* start Record extracts *

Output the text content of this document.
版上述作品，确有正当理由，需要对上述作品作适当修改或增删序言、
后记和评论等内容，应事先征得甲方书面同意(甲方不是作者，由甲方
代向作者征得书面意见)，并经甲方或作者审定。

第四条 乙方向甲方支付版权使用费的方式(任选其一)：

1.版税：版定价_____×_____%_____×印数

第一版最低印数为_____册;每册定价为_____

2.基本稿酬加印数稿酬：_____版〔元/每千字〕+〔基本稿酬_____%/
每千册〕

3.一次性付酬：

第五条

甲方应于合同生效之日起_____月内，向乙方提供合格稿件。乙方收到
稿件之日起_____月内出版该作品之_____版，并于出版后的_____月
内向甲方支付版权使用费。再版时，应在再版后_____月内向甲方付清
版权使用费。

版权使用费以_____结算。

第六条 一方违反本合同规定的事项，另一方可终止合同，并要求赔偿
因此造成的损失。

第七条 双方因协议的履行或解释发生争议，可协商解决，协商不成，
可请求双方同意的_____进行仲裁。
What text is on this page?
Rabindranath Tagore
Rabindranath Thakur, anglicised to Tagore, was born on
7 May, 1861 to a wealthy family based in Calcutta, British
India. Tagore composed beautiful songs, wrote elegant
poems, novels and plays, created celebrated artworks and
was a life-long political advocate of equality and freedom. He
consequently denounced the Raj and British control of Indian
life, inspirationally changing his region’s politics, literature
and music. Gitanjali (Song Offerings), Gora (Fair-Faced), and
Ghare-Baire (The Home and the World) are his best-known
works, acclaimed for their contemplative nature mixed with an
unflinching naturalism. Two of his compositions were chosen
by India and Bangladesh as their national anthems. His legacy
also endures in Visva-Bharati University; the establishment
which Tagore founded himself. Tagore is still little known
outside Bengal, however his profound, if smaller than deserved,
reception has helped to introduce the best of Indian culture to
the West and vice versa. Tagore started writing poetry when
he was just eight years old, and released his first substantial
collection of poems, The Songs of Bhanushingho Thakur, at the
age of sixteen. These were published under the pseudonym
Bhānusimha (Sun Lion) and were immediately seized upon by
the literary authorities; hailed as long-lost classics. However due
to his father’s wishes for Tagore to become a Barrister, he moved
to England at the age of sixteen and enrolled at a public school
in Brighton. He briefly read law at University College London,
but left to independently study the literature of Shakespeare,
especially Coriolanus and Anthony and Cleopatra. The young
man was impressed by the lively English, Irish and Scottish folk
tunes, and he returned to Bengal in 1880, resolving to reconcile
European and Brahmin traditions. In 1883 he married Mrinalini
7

* end Record extracts *

What you have to do — Each record above must be given again exactly.

Expected answer —
Output the text content of this document.
版上述作品，确有正当理由，需要对上述作品作适当修改或增删序言、
后记和评论等内容，应事先征得甲方书面同意(甲方不是作者，由甲方
代向作者征得书面意见)，并经甲方或作者审定。

第四条 乙方向甲方支付版权使用费的方式(任选其一)：

1.版税：版定价_____×_____%_____×印数

第一版最低印数为_____册;每册定价为_____

2.基本稿酬加印数稿酬：_____版〔元/每千字〕+〔基本稿酬_____%/
每千册〕

3.一次性付酬：

第五条

甲方应于合同生效之日起_____月内，向乙方提供合格稿件。乙方收到
稿件之日起_____月内出版该作品之_____版，并于出版后的_____月
内向甲方支付版权使用费。再版时，应在再版后_____月内向甲方付清
版权使用费。

版权使用费以_____结算。

第六条 一方违反本合同规定的事项，另一方可终止合同，并要求赔偿
因此造成的损失。

第七条 双方因协议的履行或解释发生争议，可协商解决，协商不成，
可请求双方同意的_____进行仲裁。
What text is on this page?
Rabindranath Tagore
Rabindranath Thakur, anglicised to Tagore, was born on
7 May, 1861 to a wealthy family based in Calcutta, British
India. Tagore composed beautiful songs, wrote elegant
poems, novels and plays, created celebrated artworks and
was a life-long political advocate of equality and freedom. He
consequently denounced the Raj and British control of Indian
life, inspirationally changing his region’s politics, literature
and music. Gitanjali (Song Offerings), Gora (Fair-Faced), and
Ghare-Baire (The Home and the World) are his best-known
works, acclaimed for their contemplative nature mixed with an
unflinching naturalism. Two of his compositions were chosen
by India and Bangladesh as their national anthems. His legacy
also endures in Visva-Bharati University; the establishment
which Tagore founded himself. Tagore is still little known
outside Bengal, however his profound, if smaller than deserved,
reception has helped to introduce the best of Indian culture to
the West and vice versa. Tagore started writing poetry when
he was just eight years old, and released his first substantial
collection of poems, The Songs of Bhanushingho Thakur, at the
age of sixteen. These were published under the pseudonym
Bhānusimha (Sun Lion) and were immediately seized upon by
the literary authorities; hailed as long-lost classics. However due
to his father’s wishes for Tagore to become a Barrister, he moved
to England at the age of sixteen and enrolled at a public school
in Brighton. He briefly read law at University College London,
but left to independently study the literature of Shakespeare,
especially Coriolanus and Anthony and Cleopatra. The young
man was impressed by the lively English, Irish and Scottish folk
tunes, and he returned to Bengal in 1880, resolving to reconcile
European and Brahmin traditions. In 1883 he married Mrinalini
7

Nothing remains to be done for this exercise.